* start Data supplied *

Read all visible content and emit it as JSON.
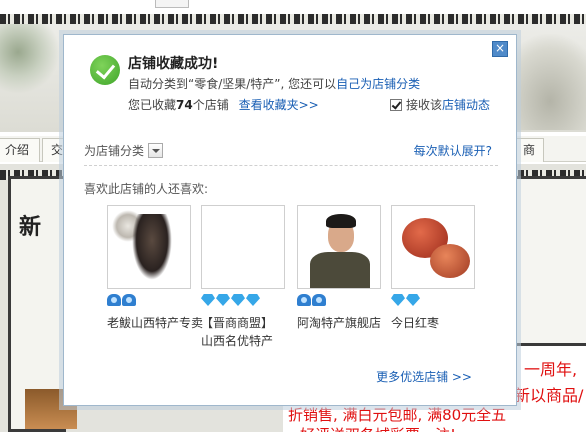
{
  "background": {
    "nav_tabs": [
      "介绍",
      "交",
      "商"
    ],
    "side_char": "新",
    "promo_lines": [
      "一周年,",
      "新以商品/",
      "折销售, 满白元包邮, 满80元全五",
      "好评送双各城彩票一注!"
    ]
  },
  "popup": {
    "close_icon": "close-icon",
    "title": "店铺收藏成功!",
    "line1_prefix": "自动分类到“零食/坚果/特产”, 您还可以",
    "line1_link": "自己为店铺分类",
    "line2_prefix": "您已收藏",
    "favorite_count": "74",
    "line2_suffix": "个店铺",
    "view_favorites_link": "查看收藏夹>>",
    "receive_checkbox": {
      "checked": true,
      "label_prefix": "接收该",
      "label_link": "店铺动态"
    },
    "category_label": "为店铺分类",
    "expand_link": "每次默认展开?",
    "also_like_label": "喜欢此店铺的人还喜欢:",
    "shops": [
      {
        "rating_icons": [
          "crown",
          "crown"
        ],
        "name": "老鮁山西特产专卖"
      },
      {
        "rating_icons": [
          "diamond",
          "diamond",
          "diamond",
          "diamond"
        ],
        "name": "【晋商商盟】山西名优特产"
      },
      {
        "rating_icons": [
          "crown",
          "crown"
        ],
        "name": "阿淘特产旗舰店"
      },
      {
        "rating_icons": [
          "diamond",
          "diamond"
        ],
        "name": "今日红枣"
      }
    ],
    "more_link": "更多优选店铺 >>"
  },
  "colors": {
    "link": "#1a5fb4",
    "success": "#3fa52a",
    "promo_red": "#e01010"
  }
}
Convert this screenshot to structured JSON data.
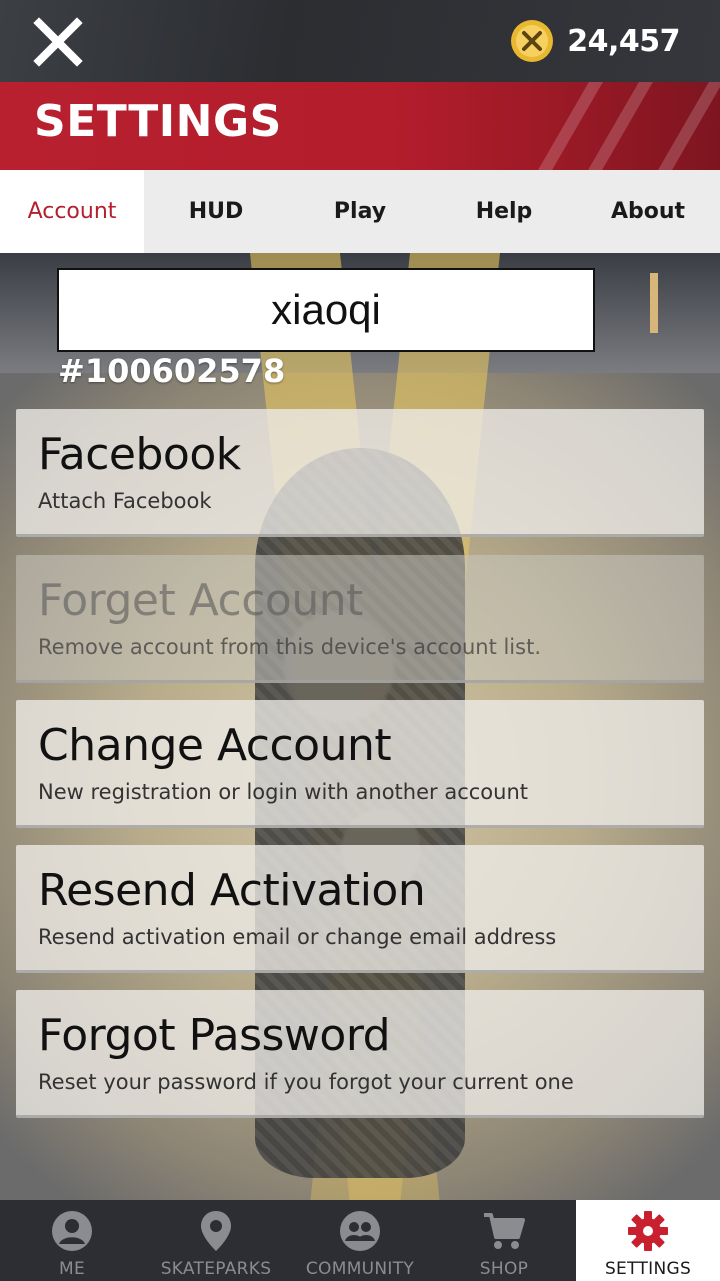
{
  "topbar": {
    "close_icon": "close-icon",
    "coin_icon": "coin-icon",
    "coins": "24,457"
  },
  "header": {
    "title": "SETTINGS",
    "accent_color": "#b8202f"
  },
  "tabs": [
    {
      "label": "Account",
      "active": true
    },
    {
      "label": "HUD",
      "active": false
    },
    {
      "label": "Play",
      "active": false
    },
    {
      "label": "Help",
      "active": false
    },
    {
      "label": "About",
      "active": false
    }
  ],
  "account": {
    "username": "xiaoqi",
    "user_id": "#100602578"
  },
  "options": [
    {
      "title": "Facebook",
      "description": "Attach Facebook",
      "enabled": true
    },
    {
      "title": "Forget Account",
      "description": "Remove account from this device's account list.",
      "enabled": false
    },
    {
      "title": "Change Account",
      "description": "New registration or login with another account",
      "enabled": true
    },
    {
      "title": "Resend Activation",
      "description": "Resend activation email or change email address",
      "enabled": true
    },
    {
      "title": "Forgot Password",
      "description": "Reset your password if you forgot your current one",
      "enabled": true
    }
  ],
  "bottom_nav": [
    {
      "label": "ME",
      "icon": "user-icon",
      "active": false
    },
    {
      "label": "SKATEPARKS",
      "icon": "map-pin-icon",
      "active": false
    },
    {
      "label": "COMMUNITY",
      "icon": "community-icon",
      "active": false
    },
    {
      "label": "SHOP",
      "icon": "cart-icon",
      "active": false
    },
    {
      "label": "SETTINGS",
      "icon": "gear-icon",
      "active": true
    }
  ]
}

* end Data supplied *

> **What is needed**: Word for word, quote the lines above. Omit the pictures.

> **Final result**:
Read all visible content and emit it as JSON.
{
  "background": {
    "nav_tabs": [
      "介绍",
      "交",
      "商"
    ],
    "side_char": "新",
    "promo_lines": [
      "一周年,",
      "新以商品/",
      "折销售, 满白元包邮, 满80元全五",
      "好评送双各城彩票一注!"
    ]
  },
  "popup": {
    "close_icon": "close-icon",
    "title": "店铺收藏成功!",
    "line1_prefix": "自动分类到“零食/坚果/特产”, 您还可以",
    "line1_link": "自己为店铺分类",
    "line2_prefix": "您已收藏",
    "favorite_count": "74",
    "line2_suffix": "个店铺",
    "view_favorites_link": "查看收藏夹>>",
    "receive_checkbox": {
      "checked": true,
      "label_prefix": "接收该",
      "label_link": "店铺动态"
    },
    "category_label": "为店铺分类",
    "expand_link": "每次默认展开?",
    "also_like_label": "喜欢此店铺的人还喜欢:",
    "shops": [
      {
        "rating_icons": [
          "crown",
          "crown"
        ],
        "name": "老鮁山西特产专卖"
      },
      {
        "rating_icons": [
          "diamond",
          "diamond",
          "diamond",
          "diamond"
        ],
        "name": "【晋商商盟】山西名优特产"
      },
      {
        "rating_icons": [
          "crown",
          "crown"
        ],
        "name": "阿淘特产旗舰店"
      },
      {
        "rating_icons": [
          "diamond",
          "diamond"
        ],
        "name": "今日红枣"
      }
    ],
    "more_link": "更多优选店铺 >>"
  },
  "colors": {
    "link": "#1a5fb4",
    "success": "#3fa52a",
    "promo_red": "#e01010"
  }
}
Convert this screenshot to structured JSON data.
{
  "topbar": {
    "close_icon": "close-icon",
    "coin_icon": "coin-icon",
    "coins": "24,457"
  },
  "header": {
    "title": "SETTINGS",
    "accent_color": "#b8202f"
  },
  "tabs": [
    {
      "label": "Account",
      "active": true
    },
    {
      "label": "HUD",
      "active": false
    },
    {
      "label": "Play",
      "active": false
    },
    {
      "label": "Help",
      "active": false
    },
    {
      "label": "About",
      "active": false
    }
  ],
  "account": {
    "username": "xiaoqi",
    "user_id": "#100602578"
  },
  "options": [
    {
      "title": "Facebook",
      "description": "Attach Facebook",
      "enabled": true
    },
    {
      "title": "Forget Account",
      "description": "Remove account from this device's account list.",
      "enabled": false
    },
    {
      "title": "Change Account",
      "description": "New registration or login with another account",
      "enabled": true
    },
    {
      "title": "Resend Activation",
      "description": "Resend activation email or change email address",
      "enabled": true
    },
    {
      "title": "Forgot Password",
      "description": "Reset your password if you forgot your current one",
      "enabled": true
    }
  ],
  "bottom_nav": [
    {
      "label": "ME",
      "icon": "user-icon",
      "active": false
    },
    {
      "label": "SKATEPARKS",
      "icon": "map-pin-icon",
      "active": false
    },
    {
      "label": "COMMUNITY",
      "icon": "community-icon",
      "active": false
    },
    {
      "label": "SHOP",
      "icon": "cart-icon",
      "active": false
    },
    {
      "label": "SETTINGS",
      "icon": "gear-icon",
      "active": true
    }
  ]
}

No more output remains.